◆ **Task prompt**: Output all lines exactly.

· · · ·

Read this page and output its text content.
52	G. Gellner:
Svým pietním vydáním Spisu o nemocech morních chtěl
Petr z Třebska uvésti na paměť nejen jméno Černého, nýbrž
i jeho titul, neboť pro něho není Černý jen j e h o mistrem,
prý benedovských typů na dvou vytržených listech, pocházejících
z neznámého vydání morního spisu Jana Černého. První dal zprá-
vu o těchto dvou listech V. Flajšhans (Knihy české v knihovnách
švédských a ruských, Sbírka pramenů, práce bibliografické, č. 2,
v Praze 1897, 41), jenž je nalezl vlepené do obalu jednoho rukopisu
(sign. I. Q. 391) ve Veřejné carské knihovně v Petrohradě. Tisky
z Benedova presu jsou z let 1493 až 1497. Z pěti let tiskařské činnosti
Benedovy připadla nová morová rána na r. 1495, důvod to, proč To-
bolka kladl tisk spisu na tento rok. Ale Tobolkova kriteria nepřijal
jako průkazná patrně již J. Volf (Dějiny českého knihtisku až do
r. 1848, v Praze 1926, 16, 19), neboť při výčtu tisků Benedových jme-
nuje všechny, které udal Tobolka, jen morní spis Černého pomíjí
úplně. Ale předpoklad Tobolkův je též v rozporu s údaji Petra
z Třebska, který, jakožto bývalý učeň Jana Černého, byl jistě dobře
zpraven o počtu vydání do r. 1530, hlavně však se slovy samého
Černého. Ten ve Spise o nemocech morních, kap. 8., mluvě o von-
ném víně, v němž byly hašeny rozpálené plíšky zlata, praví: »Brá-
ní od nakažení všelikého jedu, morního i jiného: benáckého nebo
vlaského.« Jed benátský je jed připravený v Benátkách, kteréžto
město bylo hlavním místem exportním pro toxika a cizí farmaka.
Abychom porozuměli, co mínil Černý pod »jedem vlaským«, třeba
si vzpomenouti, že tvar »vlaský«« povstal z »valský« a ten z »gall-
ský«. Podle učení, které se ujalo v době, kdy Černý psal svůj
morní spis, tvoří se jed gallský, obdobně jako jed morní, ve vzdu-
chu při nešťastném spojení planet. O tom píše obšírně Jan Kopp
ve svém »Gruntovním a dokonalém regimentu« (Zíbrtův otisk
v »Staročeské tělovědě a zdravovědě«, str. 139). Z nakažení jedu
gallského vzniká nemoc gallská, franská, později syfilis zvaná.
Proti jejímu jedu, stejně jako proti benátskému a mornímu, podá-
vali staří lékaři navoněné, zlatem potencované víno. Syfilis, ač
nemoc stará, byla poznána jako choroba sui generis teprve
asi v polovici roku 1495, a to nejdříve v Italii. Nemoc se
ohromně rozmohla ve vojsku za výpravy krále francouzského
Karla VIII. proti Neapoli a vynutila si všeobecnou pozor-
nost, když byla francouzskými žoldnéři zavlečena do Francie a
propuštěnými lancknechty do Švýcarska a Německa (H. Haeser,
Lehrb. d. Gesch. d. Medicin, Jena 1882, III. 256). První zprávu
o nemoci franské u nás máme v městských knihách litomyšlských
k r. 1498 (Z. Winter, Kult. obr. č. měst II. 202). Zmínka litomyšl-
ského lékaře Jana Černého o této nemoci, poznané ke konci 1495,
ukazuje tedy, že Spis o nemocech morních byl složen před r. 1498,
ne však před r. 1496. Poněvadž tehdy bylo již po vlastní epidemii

· · · ·

◆ **Result for this exercise**:
Read this page and output its text content.
52	G. Gellner:
Svým pietním vydáním Spisu o nemocech morních chtěl
Petr z Třebska uvésti na paměť nejen jméno Černého, nýbrž
i jeho titul, neboť pro něho není Černý jen j e h o mistrem,
prý benedovských typů na dvou vytržených listech, pocházejících
z neznámého vydání morního spisu Jana Černého. První dal zprá-
vu o těchto dvou listech V. Flajšhans (Knihy české v knihovnách
švédských a ruských, Sbírka pramenů, práce bibliografické, č. 2,
v Praze 1897, 41), jenž je nalezl vlepené do obalu jednoho rukopisu
(sign. I. Q. 391) ve Veřejné carské knihovně v Petrohradě. Tisky
z Benedova presu jsou z let 1493 až 1497. Z pěti let tiskařské činnosti
Benedovy připadla nová morová rána na r. 1495, důvod to, proč To-
bolka kladl tisk spisu na tento rok. Ale Tobolkova kriteria nepřijal
jako průkazná patrně již J. Volf (Dějiny českého knihtisku až do
r. 1848, v Praze 1926, 16, 19), neboť při výčtu tisků Benedových jme-
nuje všechny, které udal Tobolka, jen morní spis Černého pomíjí
úplně. Ale předpoklad Tobolkův je též v rozporu s údaji Petra
z Třebska, který, jakožto bývalý učeň Jana Černého, byl jistě dobře
zpraven o počtu vydání do r. 1530, hlavně však se slovy samého
Černého. Ten ve Spise o nemocech morních, kap. 8., mluvě o von-
ném víně, v němž byly hašeny rozpálené plíšky zlata, praví: »Brá-
ní od nakažení všelikého jedu, morního i jiného: benáckého nebo
vlaského.« Jed benátský je jed připravený v Benátkách, kteréžto
město bylo hlavním místem exportním pro toxika a cizí farmaka.
Abychom porozuměli, co mínil Černý pod »jedem vlaským«, třeba
si vzpomenouti, že tvar »vlaský«« povstal z »valský« a ten z »gall-
ský«. Podle učení, které se ujalo v době, kdy Černý psal svůj
morní spis, tvoří se jed gallský, obdobně jako jed morní, ve vzdu-
chu při nešťastném spojení planet. O tom píše obšírně Jan Kopp
ve svém »Gruntovním a dokonalém regimentu« (Zíbrtův otisk
v »Staročeské tělovědě a zdravovědě«, str. 139). Z nakažení jedu
gallského vzniká nemoc gallská, franská, později syfilis zvaná.
Proti jejímu jedu, stejně jako proti benátskému a mornímu, podá-
vali staří lékaři navoněné, zlatem potencované víno. Syfilis, ač
nemoc stará, byla poznána jako choroba sui generis teprve
asi v polovici roku 1495, a to nejdříve v Italii. Nemoc se
ohromně rozmohla ve vojsku za výpravy krále francouzského
Karla VIII. proti Neapoli a vynutila si všeobecnou pozor-
nost, když byla francouzskými žoldnéři zavlečena do Francie a
propuštěnými lancknechty do Švýcarska a Německa (H. Haeser,
Lehrb. d. Gesch. d. Medicin, Jena 1882, III. 256). První zprávu
o nemoci franské u nás máme v městských knihách litomyšlských
k r. 1498 (Z. Winter, Kult. obr. č. měst II. 202). Zmínka litomyšl-
ského lékaře Jana Černého o této nemoci, poznané ke konci 1495,
ukazuje tedy, že Spis o nemocech morních byl složen před r. 1498,
ne však před r. 1496. Poněvadž tehdy bylo již po vlastní epidemii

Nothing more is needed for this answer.